__Objective__. Copy out all of the material, matching it word for word.
<<<<
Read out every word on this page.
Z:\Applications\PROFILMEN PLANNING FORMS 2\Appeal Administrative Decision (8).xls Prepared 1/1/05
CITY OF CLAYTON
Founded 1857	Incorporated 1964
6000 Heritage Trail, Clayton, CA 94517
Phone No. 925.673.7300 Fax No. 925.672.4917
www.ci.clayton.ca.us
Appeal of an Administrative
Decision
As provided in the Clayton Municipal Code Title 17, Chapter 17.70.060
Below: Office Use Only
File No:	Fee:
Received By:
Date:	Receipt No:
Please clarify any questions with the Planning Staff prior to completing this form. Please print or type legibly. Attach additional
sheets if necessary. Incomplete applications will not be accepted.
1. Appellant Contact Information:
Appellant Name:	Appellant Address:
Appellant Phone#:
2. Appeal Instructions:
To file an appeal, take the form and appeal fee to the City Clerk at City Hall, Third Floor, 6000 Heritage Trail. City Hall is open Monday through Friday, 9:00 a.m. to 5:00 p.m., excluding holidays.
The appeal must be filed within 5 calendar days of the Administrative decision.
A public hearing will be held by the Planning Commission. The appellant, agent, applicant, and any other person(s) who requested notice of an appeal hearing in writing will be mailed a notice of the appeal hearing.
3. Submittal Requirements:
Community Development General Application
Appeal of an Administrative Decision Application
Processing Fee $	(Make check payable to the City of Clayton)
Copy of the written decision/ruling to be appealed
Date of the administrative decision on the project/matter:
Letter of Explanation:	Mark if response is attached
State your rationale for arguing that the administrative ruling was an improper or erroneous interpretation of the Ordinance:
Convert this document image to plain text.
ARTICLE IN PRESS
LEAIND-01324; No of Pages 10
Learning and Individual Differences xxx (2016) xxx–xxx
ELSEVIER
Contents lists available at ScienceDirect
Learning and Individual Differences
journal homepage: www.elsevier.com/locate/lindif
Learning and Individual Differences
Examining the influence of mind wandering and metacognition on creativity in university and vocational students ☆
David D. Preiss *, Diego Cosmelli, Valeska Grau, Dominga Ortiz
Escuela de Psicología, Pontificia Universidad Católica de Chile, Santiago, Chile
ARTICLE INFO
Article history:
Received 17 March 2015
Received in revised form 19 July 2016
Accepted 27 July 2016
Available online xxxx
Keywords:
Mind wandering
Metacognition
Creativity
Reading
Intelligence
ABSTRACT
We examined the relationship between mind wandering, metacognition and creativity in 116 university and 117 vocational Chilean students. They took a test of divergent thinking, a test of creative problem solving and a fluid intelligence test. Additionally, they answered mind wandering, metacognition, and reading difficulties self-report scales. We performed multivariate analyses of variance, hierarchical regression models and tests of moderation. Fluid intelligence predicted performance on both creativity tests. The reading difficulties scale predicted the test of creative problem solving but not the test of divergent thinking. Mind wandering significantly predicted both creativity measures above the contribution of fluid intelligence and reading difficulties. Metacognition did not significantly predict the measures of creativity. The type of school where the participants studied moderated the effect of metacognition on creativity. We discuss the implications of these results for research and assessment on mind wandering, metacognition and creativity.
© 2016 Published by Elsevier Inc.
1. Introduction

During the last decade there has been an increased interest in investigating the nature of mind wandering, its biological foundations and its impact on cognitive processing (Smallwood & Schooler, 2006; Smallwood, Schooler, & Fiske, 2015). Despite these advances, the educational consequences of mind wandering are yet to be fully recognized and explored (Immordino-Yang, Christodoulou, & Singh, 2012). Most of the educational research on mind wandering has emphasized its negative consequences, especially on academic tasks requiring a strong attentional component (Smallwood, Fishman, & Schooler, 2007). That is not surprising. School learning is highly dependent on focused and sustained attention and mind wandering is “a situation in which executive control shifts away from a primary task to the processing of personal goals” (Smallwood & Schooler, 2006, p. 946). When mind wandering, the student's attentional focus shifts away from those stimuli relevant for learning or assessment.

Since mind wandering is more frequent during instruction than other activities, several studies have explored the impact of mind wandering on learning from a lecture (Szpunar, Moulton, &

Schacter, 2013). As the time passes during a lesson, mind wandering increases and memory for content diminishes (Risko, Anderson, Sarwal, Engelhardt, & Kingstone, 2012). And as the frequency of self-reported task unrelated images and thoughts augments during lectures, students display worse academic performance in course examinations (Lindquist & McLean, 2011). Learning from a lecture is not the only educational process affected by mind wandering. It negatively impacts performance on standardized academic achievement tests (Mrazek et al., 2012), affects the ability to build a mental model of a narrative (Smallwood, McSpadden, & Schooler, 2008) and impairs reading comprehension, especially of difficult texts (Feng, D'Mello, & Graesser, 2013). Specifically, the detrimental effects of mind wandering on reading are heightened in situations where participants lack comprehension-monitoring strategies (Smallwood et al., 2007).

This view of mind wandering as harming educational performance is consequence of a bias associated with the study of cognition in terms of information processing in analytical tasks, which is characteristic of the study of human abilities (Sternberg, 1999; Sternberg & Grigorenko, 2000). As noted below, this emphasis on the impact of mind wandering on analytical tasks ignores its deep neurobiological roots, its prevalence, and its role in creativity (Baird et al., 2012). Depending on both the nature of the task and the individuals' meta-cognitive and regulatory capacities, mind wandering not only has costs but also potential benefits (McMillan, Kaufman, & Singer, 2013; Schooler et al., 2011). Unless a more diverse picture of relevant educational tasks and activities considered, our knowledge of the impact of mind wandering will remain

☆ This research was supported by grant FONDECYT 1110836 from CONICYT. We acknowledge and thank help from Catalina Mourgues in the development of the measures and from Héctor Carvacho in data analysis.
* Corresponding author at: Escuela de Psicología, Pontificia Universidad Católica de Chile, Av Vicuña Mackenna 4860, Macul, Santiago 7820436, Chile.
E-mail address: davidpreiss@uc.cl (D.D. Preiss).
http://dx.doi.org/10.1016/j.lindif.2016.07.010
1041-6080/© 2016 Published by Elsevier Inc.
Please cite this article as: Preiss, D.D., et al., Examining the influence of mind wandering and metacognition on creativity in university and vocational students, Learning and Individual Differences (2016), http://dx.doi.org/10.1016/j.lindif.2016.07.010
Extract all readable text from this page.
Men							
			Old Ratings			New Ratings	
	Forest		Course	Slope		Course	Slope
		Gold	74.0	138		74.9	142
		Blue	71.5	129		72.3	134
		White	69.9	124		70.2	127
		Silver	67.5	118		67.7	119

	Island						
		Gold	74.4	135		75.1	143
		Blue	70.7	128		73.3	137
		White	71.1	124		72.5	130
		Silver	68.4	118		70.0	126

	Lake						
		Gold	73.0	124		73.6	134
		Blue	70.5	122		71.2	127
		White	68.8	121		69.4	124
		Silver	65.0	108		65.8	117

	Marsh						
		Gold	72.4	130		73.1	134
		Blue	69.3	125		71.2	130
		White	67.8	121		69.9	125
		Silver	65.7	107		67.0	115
>>>>
__Reply to the task__.
Read out every word on this page.
Z:\Applications\PROFILMEN PLANNING FORMS 2\Appeal Administrative Decision (8).xls Prepared 1/1/05
CITY OF CLAYTON
Founded 1857	Incorporated 1964
6000 Heritage Trail, Clayton, CA 94517
Phone No. 925.673.7300 Fax No. 925.672.4917
www.ci.clayton.ca.us
Appeal of an Administrative
Decision
As provided in the Clayton Municipal Code Title 17, Chapter 17.70.060
Below: Office Use Only
File No:	Fee:
Received By:
Date:	Receipt No:
Please clarify any questions with the Planning Staff prior to completing this form. Please print or type legibly. Attach additional
sheets if necessary. Incomplete applications will not be accepted.
1. Appellant Contact Information:
Appellant Name:	Appellant Address:
Appellant Phone#:
2. Appeal Instructions:
To file an appeal, take the form and appeal fee to the City Clerk at City Hall, Third Floor, 6000 Heritage Trail. City Hall is open Monday through Friday, 9:00 a.m. to 5:00 p.m., excluding holidays.
The appeal must be filed within 5 calendar days of the Administrative decision.
A public hearing will be held by the Planning Commission. The appellant, agent, applicant, and any other person(s) who requested notice of an appeal hearing in writing will be mailed a notice of the appeal hearing.
3. Submittal Requirements:
Community Development General Application
Appeal of an Administrative Decision Application
Processing Fee $	(Make check payable to the City of Clayton)
Copy of the written decision/ruling to be appealed
Date of the administrative decision on the project/matter:
Letter of Explanation:	Mark if response is attached
State your rationale for arguing that the administrative ruling was an improper or erroneous interpretation of the Ordinance:
Convert this document image to plain text.
ARTICLE IN PRESS
LEAIND-01324; No of Pages 10
Learning and Individual Differences xxx (2016) xxx–xxx
ELSEVIER
Contents lists available at ScienceDirect
Learning and Individual Differences
journal homepage: www.elsevier.com/locate/lindif
Learning and Individual Differences
Examining the influence of mind wandering and metacognition on creativity in university and vocational students ☆
David D. Preiss *, Diego Cosmelli, Valeska Grau, Dominga Ortiz
Escuela de Psicología, Pontificia Universidad Católica de Chile, Santiago, Chile
ARTICLE INFO
Article history:
Received 17 March 2015
Received in revised form 19 July 2016
Accepted 27 July 2016
Available online xxxx
Keywords:
Mind wandering
Metacognition
Creativity
Reading
Intelligence
ABSTRACT
We examined the relationship between mind wandering, metacognition and creativity in 116 university and 117 vocational Chilean students. They took a test of divergent thinking, a test of creative problem solving and a fluid intelligence test. Additionally, they answered mind wandering, metacognition, and reading difficulties self-report scales. We performed multivariate analyses of variance, hierarchical regression models and tests of moderation. Fluid intelligence predicted performance on both creativity tests. The reading difficulties scale predicted the test of creative problem solving but not the test of divergent thinking. Mind wandering significantly predicted both creativity measures above the contribution of fluid intelligence and reading difficulties. Metacognition did not significantly predict the measures of creativity. The type of school where the participants studied moderated the effect of metacognition on creativity. We discuss the implications of these results for research and assessment on mind wandering, metacognition and creativity.
© 2016 Published by Elsevier Inc.
1. Introduction

During the last decade there has been an increased interest in investigating the nature of mind wandering, its biological foundations and its impact on cognitive processing (Smallwood & Schooler, 2006; Smallwood, Schooler, & Fiske, 2015). Despite these advances, the educational consequences of mind wandering are yet to be fully recognized and explored (Immordino-Yang, Christodoulou, & Singh, 2012). Most of the educational research on mind wandering has emphasized its negative consequences, especially on academic tasks requiring a strong attentional component (Smallwood, Fishman, & Schooler, 2007). That is not surprising. School learning is highly dependent on focused and sustained attention and mind wandering is “a situation in which executive control shifts away from a primary task to the processing of personal goals” (Smallwood & Schooler, 2006, p. 946). When mind wandering, the student's attentional focus shifts away from those stimuli relevant for learning or assessment.

Since mind wandering is more frequent during instruction than other activities, several studies have explored the impact of mind wandering on learning from a lecture (Szpunar, Moulton, &

Schacter, 2013). As the time passes during a lesson, mind wandering increases and memory for content diminishes (Risko, Anderson, Sarwal, Engelhardt, & Kingstone, 2012). And as the frequency of self-reported task unrelated images and thoughts augments during lectures, students display worse academic performance in course examinations (Lindquist & McLean, 2011). Learning from a lecture is not the only educational process affected by mind wandering. It negatively impacts performance on standardized academic achievement tests (Mrazek et al., 2012), affects the ability to build a mental model of a narrative (Smallwood, McSpadden, & Schooler, 2008) and impairs reading comprehension, especially of difficult texts (Feng, D'Mello, & Graesser, 2013). Specifically, the detrimental effects of mind wandering on reading are heightened in situations where participants lack comprehension-monitoring strategies (Smallwood et al., 2007).

This view of mind wandering as harming educational performance is consequence of a bias associated with the study of cognition in terms of information processing in analytical tasks, which is characteristic of the study of human abilities (Sternberg, 1999; Sternberg & Grigorenko, 2000). As noted below, this emphasis on the impact of mind wandering on analytical tasks ignores its deep neurobiological roots, its prevalence, and its role in creativity (Baird et al., 2012). Depending on both the nature of the task and the individuals' meta-cognitive and regulatory capacities, mind wandering not only has costs but also potential benefits (McMillan, Kaufman, & Singer, 2013; Schooler et al., 2011). Unless a more diverse picture of relevant educational tasks and activities considered, our knowledge of the impact of mind wandering will remain

☆ This research was supported by grant FONDECYT 1110836 from CONICYT. We acknowledge and thank help from Catalina Mourgues in the development of the measures and from Héctor Carvacho in data analysis.
* Corresponding author at: Escuela de Psicología, Pontificia Universidad Católica de Chile, Av Vicuña Mackenna 4860, Macul, Santiago 7820436, Chile.
E-mail address: davidpreiss@uc.cl (D.D. Preiss).
http://dx.doi.org/10.1016/j.lindif.2016.07.010
1041-6080/© 2016 Published by Elsevier Inc.
Please cite this article as: Preiss, D.D., et al., Examining the influence of mind wandering and metacognition on creativity in university and vocational students, Learning and Individual Differences (2016), http://dx.doi.org/10.1016/j.lindif.2016.07.010
Extract all readable text from this page.
Men							
			Old Ratings			New Ratings	
	Forest		Course	Slope		Course	Slope
		Gold	74.0	138		74.9	142
		Blue	71.5	129		72.3	134
		White	69.9	124		70.2	127
		Silver	67.5	118		67.7	119

	Island						
		Gold	74.4	135		75.1	143
		Blue	70.7	128		73.3	137
		White	71.1	124		72.5	130
		Silver	68.4	118		70.0	126

	Lake						
		Gold	73.0	124		73.6	134
		Blue	70.5	122		71.2	127
		White	68.8	121		69.4	124
		Silver	65.0	108		65.8	117

	Marsh						
		Gold	72.4	130		73.1	134
		Blue	69.3	125		71.2	130
		White	67.8	121		69.9	125
		Silver	65.7	107		67.0	115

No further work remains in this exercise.